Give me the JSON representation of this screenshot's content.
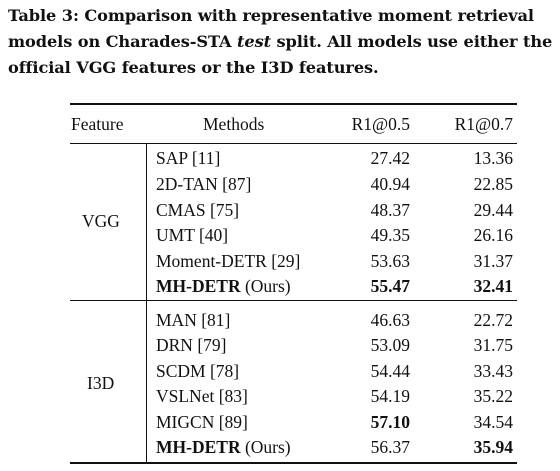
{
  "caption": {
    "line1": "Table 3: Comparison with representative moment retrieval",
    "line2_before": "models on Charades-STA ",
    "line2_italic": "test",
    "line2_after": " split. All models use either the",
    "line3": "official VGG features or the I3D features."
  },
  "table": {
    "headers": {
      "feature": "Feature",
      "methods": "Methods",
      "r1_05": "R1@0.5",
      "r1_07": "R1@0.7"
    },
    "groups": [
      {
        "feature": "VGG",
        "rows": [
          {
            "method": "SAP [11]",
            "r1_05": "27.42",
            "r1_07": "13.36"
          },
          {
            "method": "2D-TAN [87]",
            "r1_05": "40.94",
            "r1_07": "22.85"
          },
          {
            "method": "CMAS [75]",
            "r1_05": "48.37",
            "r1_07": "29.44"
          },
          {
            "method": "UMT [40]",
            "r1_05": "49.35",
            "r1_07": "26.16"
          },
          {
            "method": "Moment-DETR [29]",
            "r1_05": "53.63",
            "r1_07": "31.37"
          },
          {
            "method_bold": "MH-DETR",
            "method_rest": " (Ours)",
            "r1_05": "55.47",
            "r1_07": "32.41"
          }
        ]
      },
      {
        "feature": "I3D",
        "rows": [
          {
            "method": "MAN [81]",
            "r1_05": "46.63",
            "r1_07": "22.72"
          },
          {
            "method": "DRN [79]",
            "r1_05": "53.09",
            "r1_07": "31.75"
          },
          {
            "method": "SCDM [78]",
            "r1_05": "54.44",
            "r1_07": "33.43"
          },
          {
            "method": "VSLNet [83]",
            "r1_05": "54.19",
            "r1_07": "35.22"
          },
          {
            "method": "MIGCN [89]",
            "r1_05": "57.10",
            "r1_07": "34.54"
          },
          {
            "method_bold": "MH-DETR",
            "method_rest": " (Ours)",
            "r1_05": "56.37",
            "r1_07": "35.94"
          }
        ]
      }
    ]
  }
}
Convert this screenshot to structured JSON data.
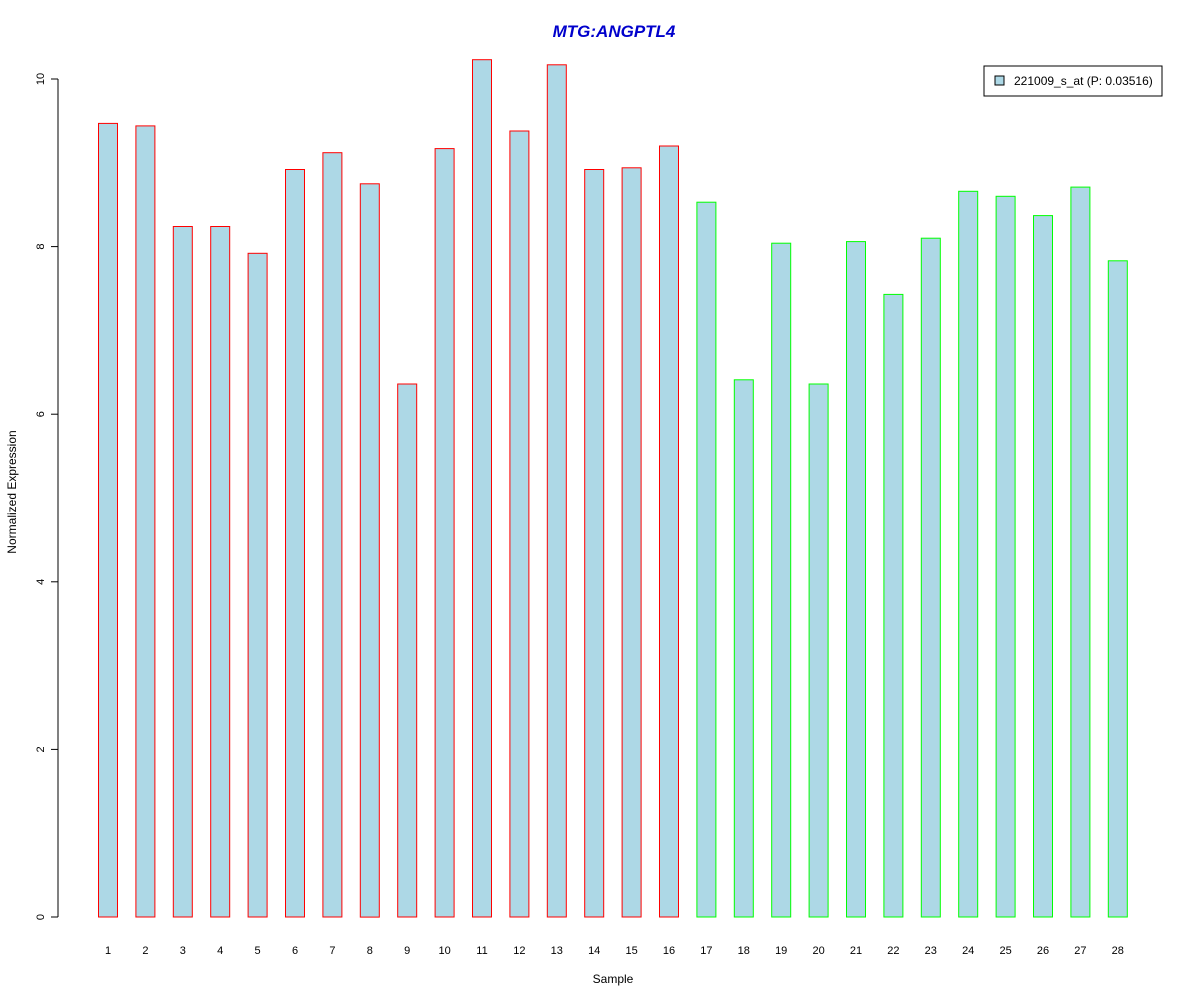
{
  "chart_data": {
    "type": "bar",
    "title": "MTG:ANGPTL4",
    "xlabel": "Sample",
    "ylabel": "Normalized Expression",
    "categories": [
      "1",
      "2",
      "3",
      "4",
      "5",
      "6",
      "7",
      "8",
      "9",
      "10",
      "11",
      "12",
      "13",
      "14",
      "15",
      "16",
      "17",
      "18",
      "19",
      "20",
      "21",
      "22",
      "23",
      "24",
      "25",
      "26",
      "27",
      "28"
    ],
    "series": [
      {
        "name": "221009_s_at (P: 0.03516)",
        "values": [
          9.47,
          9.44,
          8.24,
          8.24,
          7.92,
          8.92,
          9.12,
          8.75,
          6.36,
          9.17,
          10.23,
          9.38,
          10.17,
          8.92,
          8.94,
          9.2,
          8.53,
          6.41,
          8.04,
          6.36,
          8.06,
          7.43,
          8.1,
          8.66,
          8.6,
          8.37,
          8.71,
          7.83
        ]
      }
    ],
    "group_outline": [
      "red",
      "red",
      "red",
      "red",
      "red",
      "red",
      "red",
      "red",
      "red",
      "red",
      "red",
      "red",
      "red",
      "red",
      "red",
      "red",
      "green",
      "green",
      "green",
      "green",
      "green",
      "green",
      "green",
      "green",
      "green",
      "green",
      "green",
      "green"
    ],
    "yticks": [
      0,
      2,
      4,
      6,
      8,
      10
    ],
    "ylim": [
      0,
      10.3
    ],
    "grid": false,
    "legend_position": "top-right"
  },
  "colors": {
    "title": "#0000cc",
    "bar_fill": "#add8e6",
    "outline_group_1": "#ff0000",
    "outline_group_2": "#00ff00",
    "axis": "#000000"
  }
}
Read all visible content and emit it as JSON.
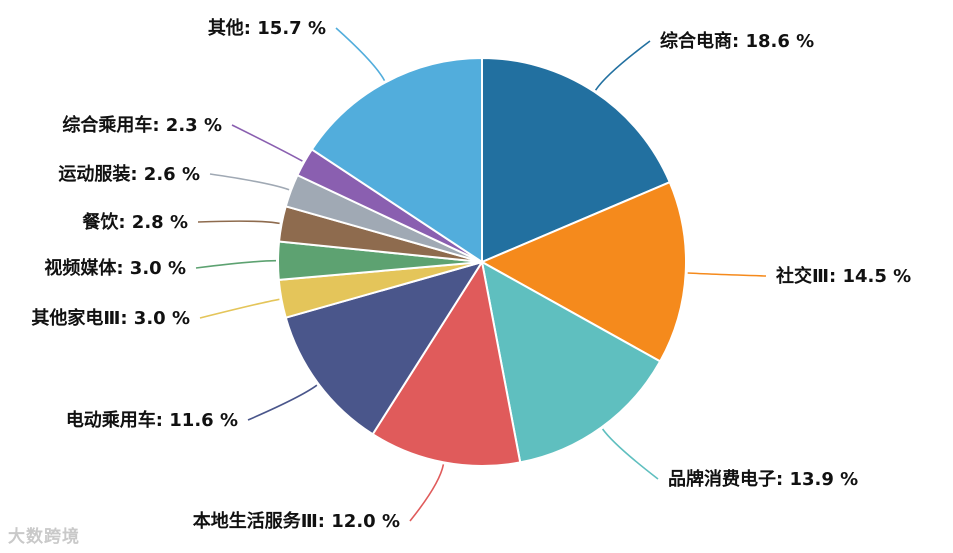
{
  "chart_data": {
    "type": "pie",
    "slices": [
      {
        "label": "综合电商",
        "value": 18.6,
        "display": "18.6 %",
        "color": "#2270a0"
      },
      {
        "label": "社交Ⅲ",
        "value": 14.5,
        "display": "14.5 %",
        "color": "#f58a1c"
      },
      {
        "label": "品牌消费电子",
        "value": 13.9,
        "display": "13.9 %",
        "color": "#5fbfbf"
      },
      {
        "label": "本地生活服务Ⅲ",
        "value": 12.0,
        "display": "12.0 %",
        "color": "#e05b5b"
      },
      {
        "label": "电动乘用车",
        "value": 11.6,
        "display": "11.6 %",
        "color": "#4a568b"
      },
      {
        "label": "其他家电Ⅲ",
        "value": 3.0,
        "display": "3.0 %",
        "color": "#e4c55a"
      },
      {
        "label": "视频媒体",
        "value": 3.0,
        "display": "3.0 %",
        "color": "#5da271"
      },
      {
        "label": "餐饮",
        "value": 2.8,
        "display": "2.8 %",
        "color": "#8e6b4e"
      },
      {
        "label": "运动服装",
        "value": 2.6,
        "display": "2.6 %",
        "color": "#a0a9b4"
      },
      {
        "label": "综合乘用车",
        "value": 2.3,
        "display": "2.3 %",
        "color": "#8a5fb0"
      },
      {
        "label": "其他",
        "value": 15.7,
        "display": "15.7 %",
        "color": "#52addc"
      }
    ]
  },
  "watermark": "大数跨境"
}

◆ **What you are asked to do**
Reproduce all entries without any change, and omit the pictures.

◆ **Solution to the problem**
Give me the JSON representation of this screenshot's content.
{
  "caption": {
    "line1": "Table 3: Comparison with representative moment retrieval",
    "line2_before": "models on Charades-STA ",
    "line2_italic": "test",
    "line2_after": " split. All models use either the",
    "line3": "official VGG features or the I3D features."
  },
  "table": {
    "headers": {
      "feature": "Feature",
      "methods": "Methods",
      "r1_05": "R1@0.5",
      "r1_07": "R1@0.7"
    },
    "groups": [
      {
        "feature": "VGG",
        "rows": [
          {
            "method": "SAP [11]",
            "r1_05": "27.42",
            "r1_07": "13.36"
          },
          {
            "method": "2D-TAN [87]",
            "r1_05": "40.94",
            "r1_07": "22.85"
          },
          {
            "method": "CMAS [75]",
            "r1_05": "48.37",
            "r1_07": "29.44"
          },
          {
            "method": "UMT [40]",
            "r1_05": "49.35",
            "r1_07": "26.16"
          },
          {
            "method": "Moment-DETR [29]",
            "r1_05": "53.63",
            "r1_07": "31.37"
          },
          {
            "method_bold": "MH-DETR",
            "method_rest": " (Ours)",
            "r1_05": "55.47",
            "r1_07": "32.41"
          }
        ]
      },
      {
        "feature": "I3D",
        "rows": [
          {
            "method": "MAN [81]",
            "r1_05": "46.63",
            "r1_07": "22.72"
          },
          {
            "method": "DRN [79]",
            "r1_05": "53.09",
            "r1_07": "31.75"
          },
          {
            "method": "SCDM [78]",
            "r1_05": "54.44",
            "r1_07": "33.43"
          },
          {
            "method": "VSLNet [83]",
            "r1_05": "54.19",
            "r1_07": "35.22"
          },
          {
            "method": "MIGCN [89]",
            "r1_05": "57.10",
            "r1_07": "34.54"
          },
          {
            "method_bold": "MH-DETR",
            "method_rest": " (Ours)",
            "r1_05": "56.37",
            "r1_07": "35.94"
          }
        ]
      }
    ]
  }
}
Convert this screenshot to structured JSON data.
{
  "chart_data": {
    "type": "bar",
    "title": "MTG:ANGPTL4",
    "xlabel": "Sample",
    "ylabel": "Normalized Expression",
    "categories": [
      "1",
      "2",
      "3",
      "4",
      "5",
      "6",
      "7",
      "8",
      "9",
      "10",
      "11",
      "12",
      "13",
      "14",
      "15",
      "16",
      "17",
      "18",
      "19",
      "20",
      "21",
      "22",
      "23",
      "24",
      "25",
      "26",
      "27",
      "28"
    ],
    "series": [
      {
        "name": "221009_s_at (P: 0.03516)",
        "values": [
          9.47,
          9.44,
          8.24,
          8.24,
          7.92,
          8.92,
          9.12,
          8.75,
          6.36,
          9.17,
          10.23,
          9.38,
          10.17,
          8.92,
          8.94,
          9.2,
          8.53,
          6.41,
          8.04,
          6.36,
          8.06,
          7.43,
          8.1,
          8.66,
          8.6,
          8.37,
          8.71,
          7.83
        ]
      }
    ],
    "group_outline": [
      "red",
      "red",
      "red",
      "red",
      "red",
      "red",
      "red",
      "red",
      "red",
      "red",
      "red",
      "red",
      "red",
      "red",
      "red",
      "red",
      "green",
      "green",
      "green",
      "green",
      "green",
      "green",
      "green",
      "green",
      "green",
      "green",
      "green",
      "green"
    ],
    "yticks": [
      0,
      2,
      4,
      6,
      8,
      10
    ],
    "ylim": [
      0,
      10.3
    ],
    "grid": false,
    "legend_position": "top-right"
  },
  "colors": {
    "title": "#0000cc",
    "bar_fill": "#add8e6",
    "outline_group_1": "#ff0000",
    "outline_group_2": "#00ff00",
    "axis": "#000000"
  }
}
Read all visible content and emit it as JSON.
{
  "chart_data": {
    "type": "pie",
    "slices": [
      {
        "label": "综合电商",
        "value": 18.6,
        "display": "18.6 %",
        "color": "#2270a0"
      },
      {
        "label": "社交Ⅲ",
        "value": 14.5,
        "display": "14.5 %",
        "color": "#f58a1c"
      },
      {
        "label": "品牌消费电子",
        "value": 13.9,
        "display": "13.9 %",
        "color": "#5fbfbf"
      },
      {
        "label": "本地生活服务Ⅲ",
        "value": 12.0,
        "display": "12.0 %",
        "color": "#e05b5b"
      },
      {
        "label": "电动乘用车",
        "value": 11.6,
        "display": "11.6 %",
        "color": "#4a568b"
      },
      {
        "label": "其他家电Ⅲ",
        "value": 3.0,
        "display": "3.0 %",
        "color": "#e4c55a"
      },
      {
        "label": "视频媒体",
        "value": 3.0,
        "display": "3.0 %",
        "color": "#5da271"
      },
      {
        "label": "餐饮",
        "value": 2.8,
        "display": "2.8 %",
        "color": "#8e6b4e"
      },
      {
        "label": "运动服装",
        "value": 2.6,
        "display": "2.6 %",
        "color": "#a0a9b4"
      },
      {
        "label": "综合乘用车",
        "value": 2.3,
        "display": "2.3 %",
        "color": "#8a5fb0"
      },
      {
        "label": "其他",
        "value": 15.7,
        "display": "15.7 %",
        "color": "#52addc"
      }
    ]
  },
  "watermark": "大数跨境"
}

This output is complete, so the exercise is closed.